--- Start Material provided ---
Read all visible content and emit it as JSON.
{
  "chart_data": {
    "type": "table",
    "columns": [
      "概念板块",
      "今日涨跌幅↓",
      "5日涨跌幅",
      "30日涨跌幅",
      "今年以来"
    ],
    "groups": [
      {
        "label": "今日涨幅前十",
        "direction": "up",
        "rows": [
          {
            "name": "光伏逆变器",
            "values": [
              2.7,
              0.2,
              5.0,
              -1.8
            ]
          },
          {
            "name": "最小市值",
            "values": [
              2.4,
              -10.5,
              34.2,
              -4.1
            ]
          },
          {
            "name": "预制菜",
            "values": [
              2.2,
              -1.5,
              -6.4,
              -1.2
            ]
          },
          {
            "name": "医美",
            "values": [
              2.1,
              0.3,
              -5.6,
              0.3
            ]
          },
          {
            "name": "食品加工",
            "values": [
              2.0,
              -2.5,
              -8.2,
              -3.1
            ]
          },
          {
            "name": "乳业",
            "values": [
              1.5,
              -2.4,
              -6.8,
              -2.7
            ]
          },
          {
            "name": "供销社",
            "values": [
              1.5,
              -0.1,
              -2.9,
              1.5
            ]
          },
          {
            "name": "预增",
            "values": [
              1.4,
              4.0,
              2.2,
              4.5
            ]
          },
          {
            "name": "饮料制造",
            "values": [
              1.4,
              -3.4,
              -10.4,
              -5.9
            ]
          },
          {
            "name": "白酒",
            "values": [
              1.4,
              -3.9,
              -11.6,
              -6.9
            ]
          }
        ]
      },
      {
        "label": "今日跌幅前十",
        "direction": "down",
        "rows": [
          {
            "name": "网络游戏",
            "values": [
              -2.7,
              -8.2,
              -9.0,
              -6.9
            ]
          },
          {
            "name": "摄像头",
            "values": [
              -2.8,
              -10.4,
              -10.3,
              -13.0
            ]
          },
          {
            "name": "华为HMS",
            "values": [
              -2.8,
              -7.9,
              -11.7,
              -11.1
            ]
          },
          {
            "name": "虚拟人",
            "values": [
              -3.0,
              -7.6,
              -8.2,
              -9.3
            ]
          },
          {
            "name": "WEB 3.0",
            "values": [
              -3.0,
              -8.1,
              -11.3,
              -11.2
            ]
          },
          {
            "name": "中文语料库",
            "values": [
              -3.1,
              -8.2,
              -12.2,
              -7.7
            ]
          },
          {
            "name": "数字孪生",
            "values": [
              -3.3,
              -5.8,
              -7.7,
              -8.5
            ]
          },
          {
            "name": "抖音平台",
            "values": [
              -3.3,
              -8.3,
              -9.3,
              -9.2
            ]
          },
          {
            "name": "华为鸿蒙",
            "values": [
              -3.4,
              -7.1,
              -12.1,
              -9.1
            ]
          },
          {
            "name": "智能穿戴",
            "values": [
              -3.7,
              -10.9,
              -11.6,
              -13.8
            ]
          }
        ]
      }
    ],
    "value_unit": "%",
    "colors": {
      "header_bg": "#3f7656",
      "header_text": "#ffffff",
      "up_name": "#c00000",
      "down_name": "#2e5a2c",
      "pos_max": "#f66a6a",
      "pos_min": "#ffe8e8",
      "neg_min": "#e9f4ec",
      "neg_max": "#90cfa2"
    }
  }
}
--- End Material provided ---
Instructions for the task: Give all of the entries again, word for word.

Correct response:
Read all visible content and emit it as JSON.
{
  "chart_data": {
    "type": "table",
    "columns": [
      "概念板块",
      "今日涨跌幅↓",
      "5日涨跌幅",
      "30日涨跌幅",
      "今年以来"
    ],
    "groups": [
      {
        "label": "今日涨幅前十",
        "direction": "up",
        "rows": [
          {
            "name": "光伏逆变器",
            "values": [
              2.7,
              0.2,
              5.0,
              -1.8
            ]
          },
          {
            "name": "最小市值",
            "values": [
              2.4,
              -10.5,
              34.2,
              -4.1
            ]
          },
          {
            "name": "预制菜",
            "values": [
              2.2,
              -1.5,
              -6.4,
              -1.2
            ]
          },
          {
            "name": "医美",
            "values": [
              2.1,
              0.3,
              -5.6,
              0.3
            ]
          },
          {
            "name": "食品加工",
            "values": [
              2.0,
              -2.5,
              -8.2,
              -3.1
            ]
          },
          {
            "name": "乳业",
            "values": [
              1.5,
              -2.4,
              -6.8,
              -2.7
            ]
          },
          {
            "name": "供销社",
            "values": [
              1.5,
              -0.1,
              -2.9,
              1.5
            ]
          },
          {
            "name": "预增",
            "values": [
              1.4,
              4.0,
              2.2,
              4.5
            ]
          },
          {
            "name": "饮料制造",
            "values": [
              1.4,
              -3.4,
              -10.4,
              -5.9
            ]
          },
          {
            "name": "白酒",
            "values": [
              1.4,
              -3.9,
              -11.6,
              -6.9
            ]
          }
        ]
      },
      {
        "label": "今日跌幅前十",
        "direction": "down",
        "rows": [
          {
            "name": "网络游戏",
            "values": [
              -2.7,
              -8.2,
              -9.0,
              -6.9
            ]
          },
          {
            "name": "摄像头",
            "values": [
              -2.8,
              -10.4,
              -10.3,
              -13.0
            ]
          },
          {
            "name": "华为HMS",
            "values": [
              -2.8,
              -7.9,
              -11.7,
              -11.1
            ]
          },
          {
            "name": "虚拟人",
            "values": [
              -3.0,
              -7.6,
              -8.2,
              -9.3
            ]
          },
          {
            "name": "WEB 3.0",
            "values": [
              -3.0,
              -8.1,
              -11.3,
              -11.2
            ]
          },
          {
            "name": "中文语料库",
            "values": [
              -3.1,
              -8.2,
              -12.2,
              -7.7
            ]
          },
          {
            "name": "数字孪生",
            "values": [
              -3.3,
              -5.8,
              -7.7,
              -8.5
            ]
          },
          {
            "name": "抖音平台",
            "values": [
              -3.3,
              -8.3,
              -9.3,
              -9.2
            ]
          },
          {
            "name": "华为鸿蒙",
            "values": [
              -3.4,
              -7.1,
              -12.1,
              -9.1
            ]
          },
          {
            "name": "智能穿戴",
            "values": [
              -3.7,
              -10.9,
              -11.6,
              -13.8
            ]
          }
        ]
      }
    ],
    "value_unit": "%",
    "colors": {
      "header_bg": "#3f7656",
      "header_text": "#ffffff",
      "up_name": "#c00000",
      "down_name": "#2e5a2c",
      "pos_max": "#f66a6a",
      "pos_min": "#ffe8e8",
      "neg_min": "#e9f4ec",
      "neg_max": "#90cfa2"
    }
  }
}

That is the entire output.